--- START OF Records provided ---
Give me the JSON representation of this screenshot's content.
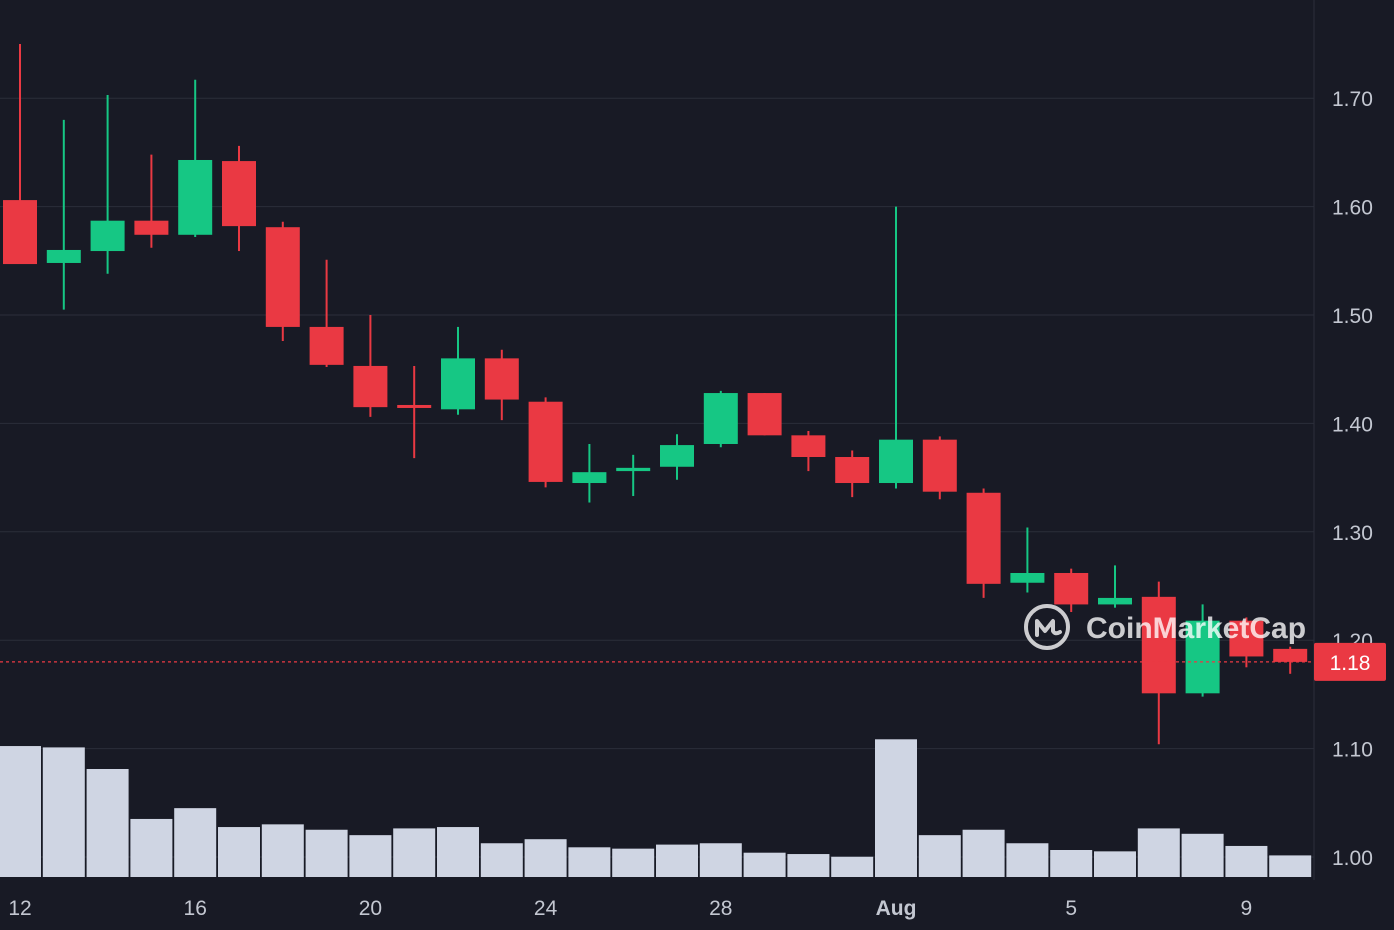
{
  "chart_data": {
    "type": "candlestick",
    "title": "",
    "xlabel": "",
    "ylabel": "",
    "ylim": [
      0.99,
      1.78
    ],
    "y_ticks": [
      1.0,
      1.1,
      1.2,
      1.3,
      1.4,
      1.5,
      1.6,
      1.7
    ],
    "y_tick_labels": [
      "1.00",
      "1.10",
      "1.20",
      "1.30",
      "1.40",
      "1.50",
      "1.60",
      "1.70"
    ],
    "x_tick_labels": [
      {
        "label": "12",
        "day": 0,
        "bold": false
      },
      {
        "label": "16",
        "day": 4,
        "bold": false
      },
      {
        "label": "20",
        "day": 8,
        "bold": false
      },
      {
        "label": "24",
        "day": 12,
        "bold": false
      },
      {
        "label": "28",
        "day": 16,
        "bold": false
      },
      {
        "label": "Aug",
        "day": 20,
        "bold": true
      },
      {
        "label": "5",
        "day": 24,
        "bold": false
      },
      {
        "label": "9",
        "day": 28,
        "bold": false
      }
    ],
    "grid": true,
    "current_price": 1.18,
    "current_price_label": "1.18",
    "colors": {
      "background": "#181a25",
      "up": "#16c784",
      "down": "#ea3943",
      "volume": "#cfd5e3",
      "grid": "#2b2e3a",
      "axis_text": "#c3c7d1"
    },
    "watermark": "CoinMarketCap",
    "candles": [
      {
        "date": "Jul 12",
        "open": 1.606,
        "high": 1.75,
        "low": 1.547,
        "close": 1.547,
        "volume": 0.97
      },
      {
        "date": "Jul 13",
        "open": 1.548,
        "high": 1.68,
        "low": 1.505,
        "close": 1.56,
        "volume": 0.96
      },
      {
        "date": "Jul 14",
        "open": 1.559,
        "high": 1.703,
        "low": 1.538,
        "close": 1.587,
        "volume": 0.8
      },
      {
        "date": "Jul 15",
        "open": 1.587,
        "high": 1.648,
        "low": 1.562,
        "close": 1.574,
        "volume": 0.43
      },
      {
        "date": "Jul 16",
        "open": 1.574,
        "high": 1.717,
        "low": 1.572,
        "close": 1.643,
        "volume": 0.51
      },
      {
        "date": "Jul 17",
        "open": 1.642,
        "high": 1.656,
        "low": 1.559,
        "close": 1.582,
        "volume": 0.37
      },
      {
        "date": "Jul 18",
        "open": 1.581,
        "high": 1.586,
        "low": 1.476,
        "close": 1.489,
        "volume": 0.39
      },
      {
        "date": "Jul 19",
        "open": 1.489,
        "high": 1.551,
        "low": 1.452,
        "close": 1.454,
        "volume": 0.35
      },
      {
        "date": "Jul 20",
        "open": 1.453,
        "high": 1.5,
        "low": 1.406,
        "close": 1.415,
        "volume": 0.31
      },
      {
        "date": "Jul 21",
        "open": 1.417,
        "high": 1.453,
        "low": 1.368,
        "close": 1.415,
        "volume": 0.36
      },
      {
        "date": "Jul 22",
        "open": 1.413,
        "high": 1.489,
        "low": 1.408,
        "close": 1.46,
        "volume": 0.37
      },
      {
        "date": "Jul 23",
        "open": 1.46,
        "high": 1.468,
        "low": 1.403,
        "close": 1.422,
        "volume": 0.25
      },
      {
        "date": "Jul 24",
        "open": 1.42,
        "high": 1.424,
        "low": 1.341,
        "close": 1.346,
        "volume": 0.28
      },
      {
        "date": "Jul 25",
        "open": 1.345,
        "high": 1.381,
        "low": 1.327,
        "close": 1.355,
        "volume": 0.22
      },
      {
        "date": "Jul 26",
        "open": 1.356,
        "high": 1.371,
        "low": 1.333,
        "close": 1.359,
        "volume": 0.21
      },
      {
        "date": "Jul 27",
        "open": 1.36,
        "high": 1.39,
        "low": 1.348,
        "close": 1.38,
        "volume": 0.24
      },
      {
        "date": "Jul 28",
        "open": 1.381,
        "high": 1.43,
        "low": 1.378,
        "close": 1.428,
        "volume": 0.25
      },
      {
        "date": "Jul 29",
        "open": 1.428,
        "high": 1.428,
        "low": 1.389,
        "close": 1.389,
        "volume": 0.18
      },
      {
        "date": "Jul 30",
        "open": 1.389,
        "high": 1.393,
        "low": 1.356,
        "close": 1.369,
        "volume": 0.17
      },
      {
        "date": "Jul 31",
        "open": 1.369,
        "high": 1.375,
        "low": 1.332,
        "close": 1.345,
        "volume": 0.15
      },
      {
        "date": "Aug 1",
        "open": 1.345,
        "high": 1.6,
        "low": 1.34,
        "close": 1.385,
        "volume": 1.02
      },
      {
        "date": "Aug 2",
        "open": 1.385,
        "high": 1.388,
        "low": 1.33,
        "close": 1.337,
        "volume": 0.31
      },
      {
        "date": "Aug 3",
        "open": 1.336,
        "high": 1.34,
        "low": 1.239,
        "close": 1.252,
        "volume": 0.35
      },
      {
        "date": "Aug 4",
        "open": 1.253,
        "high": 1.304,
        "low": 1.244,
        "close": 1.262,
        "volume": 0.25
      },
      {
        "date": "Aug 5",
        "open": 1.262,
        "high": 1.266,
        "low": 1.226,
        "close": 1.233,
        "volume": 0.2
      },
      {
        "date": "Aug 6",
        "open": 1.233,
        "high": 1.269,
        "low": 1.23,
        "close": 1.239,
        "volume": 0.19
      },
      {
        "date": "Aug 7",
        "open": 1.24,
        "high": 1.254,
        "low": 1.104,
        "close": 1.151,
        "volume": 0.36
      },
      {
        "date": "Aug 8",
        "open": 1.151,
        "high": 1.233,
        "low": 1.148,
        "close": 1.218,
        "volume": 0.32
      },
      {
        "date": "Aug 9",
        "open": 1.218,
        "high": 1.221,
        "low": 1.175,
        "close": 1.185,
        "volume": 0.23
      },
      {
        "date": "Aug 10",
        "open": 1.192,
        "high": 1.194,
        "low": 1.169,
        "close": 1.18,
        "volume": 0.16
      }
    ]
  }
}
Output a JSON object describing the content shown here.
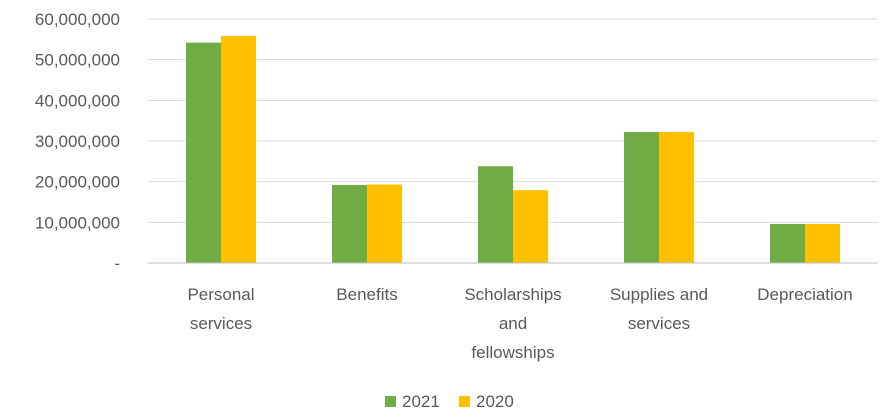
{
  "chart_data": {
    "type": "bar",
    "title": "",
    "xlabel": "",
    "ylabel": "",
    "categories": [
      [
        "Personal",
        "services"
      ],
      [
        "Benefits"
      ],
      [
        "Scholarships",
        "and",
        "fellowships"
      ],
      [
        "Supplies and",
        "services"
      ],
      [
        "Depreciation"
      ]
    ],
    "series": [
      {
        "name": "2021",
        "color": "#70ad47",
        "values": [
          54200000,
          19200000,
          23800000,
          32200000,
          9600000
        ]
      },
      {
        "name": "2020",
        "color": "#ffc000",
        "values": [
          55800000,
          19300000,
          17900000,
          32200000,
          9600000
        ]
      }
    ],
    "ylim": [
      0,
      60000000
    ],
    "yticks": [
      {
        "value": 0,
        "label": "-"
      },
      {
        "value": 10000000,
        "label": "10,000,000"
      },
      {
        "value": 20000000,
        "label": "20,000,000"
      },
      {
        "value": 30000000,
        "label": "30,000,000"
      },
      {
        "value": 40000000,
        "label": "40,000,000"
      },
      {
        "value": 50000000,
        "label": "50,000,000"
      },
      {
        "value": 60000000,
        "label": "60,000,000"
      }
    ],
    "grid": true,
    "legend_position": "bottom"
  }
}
--- END OF Records provided ---
• Written task:
Reproduce each line of the records exactly, and omit every picture.

• Correct response:
Give me the JSON representation of this screenshot's content.
{
  "chart_data": {
    "type": "candlestick",
    "title": "",
    "xlabel": "",
    "ylabel": "",
    "ylim": [
      0.99,
      1.78
    ],
    "y_ticks": [
      1.0,
      1.1,
      1.2,
      1.3,
      1.4,
      1.5,
      1.6,
      1.7
    ],
    "y_tick_labels": [
      "1.00",
      "1.10",
      "1.20",
      "1.30",
      "1.40",
      "1.50",
      "1.60",
      "1.70"
    ],
    "x_tick_labels": [
      {
        "label": "12",
        "day": 0,
        "bold": false
      },
      {
        "label": "16",
        "day": 4,
        "bold": false
      },
      {
        "label": "20",
        "day": 8,
        "bold": false
      },
      {
        "label": "24",
        "day": 12,
        "bold": false
      },
      {
        "label": "28",
        "day": 16,
        "bold": false
      },
      {
        "label": "Aug",
        "day": 20,
        "bold": true
      },
      {
        "label": "5",
        "day": 24,
        "bold": false
      },
      {
        "label": "9",
        "day": 28,
        "bold": false
      }
    ],
    "grid": true,
    "current_price": 1.18,
    "current_price_label": "1.18",
    "colors": {
      "background": "#181a25",
      "up": "#16c784",
      "down": "#ea3943",
      "volume": "#cfd5e3",
      "grid": "#2b2e3a",
      "axis_text": "#c3c7d1"
    },
    "watermark": "CoinMarketCap",
    "candles": [
      {
        "date": "Jul 12",
        "open": 1.606,
        "high": 1.75,
        "low": 1.547,
        "close": 1.547,
        "volume": 0.97
      },
      {
        "date": "Jul 13",
        "open": 1.548,
        "high": 1.68,
        "low": 1.505,
        "close": 1.56,
        "volume": 0.96
      },
      {
        "date": "Jul 14",
        "open": 1.559,
        "high": 1.703,
        "low": 1.538,
        "close": 1.587,
        "volume": 0.8
      },
      {
        "date": "Jul 15",
        "open": 1.587,
        "high": 1.648,
        "low": 1.562,
        "close": 1.574,
        "volume": 0.43
      },
      {
        "date": "Jul 16",
        "open": 1.574,
        "high": 1.717,
        "low": 1.572,
        "close": 1.643,
        "volume": 0.51
      },
      {
        "date": "Jul 17",
        "open": 1.642,
        "high": 1.656,
        "low": 1.559,
        "close": 1.582,
        "volume": 0.37
      },
      {
        "date": "Jul 18",
        "open": 1.581,
        "high": 1.586,
        "low": 1.476,
        "close": 1.489,
        "volume": 0.39
      },
      {
        "date": "Jul 19",
        "open": 1.489,
        "high": 1.551,
        "low": 1.452,
        "close": 1.454,
        "volume": 0.35
      },
      {
        "date": "Jul 20",
        "open": 1.453,
        "high": 1.5,
        "low": 1.406,
        "close": 1.415,
        "volume": 0.31
      },
      {
        "date": "Jul 21",
        "open": 1.417,
        "high": 1.453,
        "low": 1.368,
        "close": 1.415,
        "volume": 0.36
      },
      {
        "date": "Jul 22",
        "open": 1.413,
        "high": 1.489,
        "low": 1.408,
        "close": 1.46,
        "volume": 0.37
      },
      {
        "date": "Jul 23",
        "open": 1.46,
        "high": 1.468,
        "low": 1.403,
        "close": 1.422,
        "volume": 0.25
      },
      {
        "date": "Jul 24",
        "open": 1.42,
        "high": 1.424,
        "low": 1.341,
        "close": 1.346,
        "volume": 0.28
      },
      {
        "date": "Jul 25",
        "open": 1.345,
        "high": 1.381,
        "low": 1.327,
        "close": 1.355,
        "volume": 0.22
      },
      {
        "date": "Jul 26",
        "open": 1.356,
        "high": 1.371,
        "low": 1.333,
        "close": 1.359,
        "volume": 0.21
      },
      {
        "date": "Jul 27",
        "open": 1.36,
        "high": 1.39,
        "low": 1.348,
        "close": 1.38,
        "volume": 0.24
      },
      {
        "date": "Jul 28",
        "open": 1.381,
        "high": 1.43,
        "low": 1.378,
        "close": 1.428,
        "volume": 0.25
      },
      {
        "date": "Jul 29",
        "open": 1.428,
        "high": 1.428,
        "low": 1.389,
        "close": 1.389,
        "volume": 0.18
      },
      {
        "date": "Jul 30",
        "open": 1.389,
        "high": 1.393,
        "low": 1.356,
        "close": 1.369,
        "volume": 0.17
      },
      {
        "date": "Jul 31",
        "open": 1.369,
        "high": 1.375,
        "low": 1.332,
        "close": 1.345,
        "volume": 0.15
      },
      {
        "date": "Aug 1",
        "open": 1.345,
        "high": 1.6,
        "low": 1.34,
        "close": 1.385,
        "volume": 1.02
      },
      {
        "date": "Aug 2",
        "open": 1.385,
        "high": 1.388,
        "low": 1.33,
        "close": 1.337,
        "volume": 0.31
      },
      {
        "date": "Aug 3",
        "open": 1.336,
        "high": 1.34,
        "low": 1.239,
        "close": 1.252,
        "volume": 0.35
      },
      {
        "date": "Aug 4",
        "open": 1.253,
        "high": 1.304,
        "low": 1.244,
        "close": 1.262,
        "volume": 0.25
      },
      {
        "date": "Aug 5",
        "open": 1.262,
        "high": 1.266,
        "low": 1.226,
        "close": 1.233,
        "volume": 0.2
      },
      {
        "date": "Aug 6",
        "open": 1.233,
        "high": 1.269,
        "low": 1.23,
        "close": 1.239,
        "volume": 0.19
      },
      {
        "date": "Aug 7",
        "open": 1.24,
        "high": 1.254,
        "low": 1.104,
        "close": 1.151,
        "volume": 0.36
      },
      {
        "date": "Aug 8",
        "open": 1.151,
        "high": 1.233,
        "low": 1.148,
        "close": 1.218,
        "volume": 0.32
      },
      {
        "date": "Aug 9",
        "open": 1.218,
        "high": 1.221,
        "low": 1.175,
        "close": 1.185,
        "volume": 0.23
      },
      {
        "date": "Aug 10",
        "open": 1.192,
        "high": 1.194,
        "low": 1.169,
        "close": 1.18,
        "volume": 0.16
      }
    ]
  }
}
Output a JSON object describing the content shown here.
{
  "chart_data": {
    "type": "bar",
    "title": "",
    "xlabel": "",
    "ylabel": "",
    "categories": [
      [
        "Personal",
        "services"
      ],
      [
        "Benefits"
      ],
      [
        "Scholarships",
        "and",
        "fellowships"
      ],
      [
        "Supplies and",
        "services"
      ],
      [
        "Depreciation"
      ]
    ],
    "series": [
      {
        "name": "2021",
        "color": "#70ad47",
        "values": [
          54200000,
          19200000,
          23800000,
          32200000,
          9600000
        ]
      },
      {
        "name": "2020",
        "color": "#ffc000",
        "values": [
          55800000,
          19300000,
          17900000,
          32200000,
          9600000
        ]
      }
    ],
    "ylim": [
      0,
      60000000
    ],
    "yticks": [
      {
        "value": 0,
        "label": "-"
      },
      {
        "value": 10000000,
        "label": "10,000,000"
      },
      {
        "value": 20000000,
        "label": "20,000,000"
      },
      {
        "value": 30000000,
        "label": "30,000,000"
      },
      {
        "value": 40000000,
        "label": "40,000,000"
      },
      {
        "value": 50000000,
        "label": "50,000,000"
      },
      {
        "value": 60000000,
        "label": "60,000,000"
      }
    ],
    "grid": true,
    "legend_position": "bottom"
  }
}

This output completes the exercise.